Among the lines below, list those containing the string "качестве".

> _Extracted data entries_

━━━━━━━━━━

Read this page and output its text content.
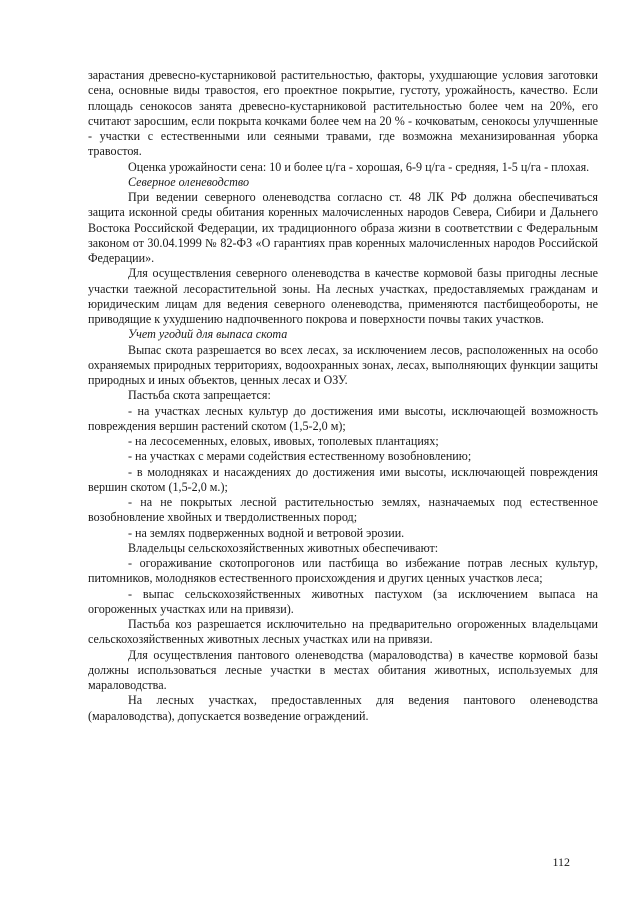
зарастания древесно-кустарниковой растительностью, факторы, ухудшающие условия заготовки сена, основные виды травостоя, его проектное покрытие, густоту, урожайность, качество. Если площадь сенокосов занята древесно-кустарниковой растительностью более чем на 20%, его считают заросшим, если покрыта кочками более чем на 20 % - кочковатым, сенокосы улучшенные - участки с естественными или сеяными травами, где возможна механизированная уборка травостоя.

Оценка урожайности сена: 10 и более ц/га - хорошая, 6-9 ц/га - средняя, 1-5 ц/га - плохая.

Северное оленеводство

При ведении северного оленеводства согласно ст. 48 ЛК РФ должна обеспечиваться защита исконной среды обитания коренных малочисленных народов Севера, Сибири и Дальнего Востока Российской Федерации, их традиционного образа жизни в соответствии с Федеральным законом от 30.04.1999 № 82-ФЗ «О гарантиях прав коренных малочисленных народов Российской Федерации».

Для осуществления северного оленеводства в качестве кормовой базы пригодны лесные участки таежной лесорастительной зоны. На лесных участках, предоставляемых гражданам и юридическим лицам для ведения северного оленеводства, применяются пастбищеобороты, не приводящие к ухудшению надпочвенного покрова и поверхности почвы таких участков.

Учет угодий для выпаса скота

Выпас скота разрешается во всех лесах, за исключением лесов, расположенных на особо охраняемых природных территориях, водоохранных зонах, лесах, выполняющих функции защиты природных и иных объектов, ценных лесах и ОЗУ.

Пастьба скота запрещается:

- на участках лесных культур до достижения ими высоты, исключающей возможность повреждения вершин растений скотом (1,5-2,0 м);

- на лесосеменных, еловых, ивовых, тополевых плантациях;

- на участках с мерами содействия естественному возобновлению;

- в молодняках и насаждениях до достижения ими высоты, исключающей повреждения вершин скотом (1,5-2,0 м.);

- на не покрытых лесной растительностью землях, назначаемых под естественное возобновление хвойных и твердолиственных пород;

- на землях подверженных водной и ветровой эрозии.

Владельцы сельскохозяйственных животных обеспечивают:

- огораживание скотопрогонов или пастбища во избежание потрав лесных культур, питомников, молодняков естественного происхождения и других ценных участков леса;

- выпас сельскохозяйственных животных пастухом (за исключением выпаса на огороженных участках или на привязи).

Пастьба коз разрешается исключительно на предварительно огороженных владельцами сельскохозяйственных животных лесных участках или на привязи.

Для осуществления пантового оленеводства (мараловодства) в качестве кормовой базы должны использоваться лесные участки в местах обитания животных, используемых для мараловодства.

На лесных участках, предоставленных для ведения пантового оленеводства (мараловодства), допускается возведение ограждений.

112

━━━━━━━━━━

> _Output for this exercise_
Для осуществления северного оленеводства в качестве кормовой базы пригодны лесные участки таежной лесорастительной зоны. На лесных участках, предоставляемых гражданам и юридическим лицам для ведения северного оленеводства, применяются пастбищеобороты, не приводящие к ухудшению надпочвенного покрова и поверхности почвы таких участков.
Для осуществления пантового оленеводства (мараловодства) в качестве кормовой базы должны использоваться лесные участки в местах обитания животных, используемых для мараловодства.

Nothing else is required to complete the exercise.